━━━ Data supplied
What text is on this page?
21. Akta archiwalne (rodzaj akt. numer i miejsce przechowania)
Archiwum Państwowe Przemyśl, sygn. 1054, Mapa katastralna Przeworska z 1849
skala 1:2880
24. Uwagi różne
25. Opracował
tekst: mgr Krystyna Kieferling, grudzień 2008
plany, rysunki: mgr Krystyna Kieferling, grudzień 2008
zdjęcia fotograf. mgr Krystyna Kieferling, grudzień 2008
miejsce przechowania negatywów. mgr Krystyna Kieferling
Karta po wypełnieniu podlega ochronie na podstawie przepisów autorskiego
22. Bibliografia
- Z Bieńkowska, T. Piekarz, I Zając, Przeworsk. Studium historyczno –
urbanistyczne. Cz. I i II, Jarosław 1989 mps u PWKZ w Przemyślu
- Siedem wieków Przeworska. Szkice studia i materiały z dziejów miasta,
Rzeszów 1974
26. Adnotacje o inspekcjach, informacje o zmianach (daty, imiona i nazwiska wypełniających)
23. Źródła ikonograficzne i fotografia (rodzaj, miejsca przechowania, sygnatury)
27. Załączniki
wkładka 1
━━━━━━
## [Your goal]
Copy every record above exactly as it appears.

## [Task response]
What text is on this page?
21. Akta archiwalne (rodzaj akt. numer i miejsce przechowania)
Archiwum Państwowe Przemyśl, sygn. 1054, Mapa katastralna Przeworska z 1849
skala 1:2880
24. Uwagi różne
25. Opracował
tekst: mgr Krystyna Kieferling, grudzień 2008
plany, rysunki: mgr Krystyna Kieferling, grudzień 2008
zdjęcia fotograf. mgr Krystyna Kieferling, grudzień 2008
miejsce przechowania negatywów. mgr Krystyna Kieferling
Karta po wypełnieniu podlega ochronie na podstawie przepisów autorskiego
22. Bibliografia
- Z Bieńkowska, T. Piekarz, I Zając, Przeworsk. Studium historyczno –
urbanistyczne. Cz. I i II, Jarosław 1989 mps u PWKZ w Przemyślu
- Siedem wieków Przeworska. Szkice studia i materiały z dziejów miasta,
Rzeszów 1974
26. Adnotacje o inspekcjach, informacje o zmianach (daty, imiona i nazwiska wypełniających)
23. Źródła ikonograficzne i fotografia (rodzaj, miejsca przechowania, sygnatury)
27. Załączniki
wkładka 1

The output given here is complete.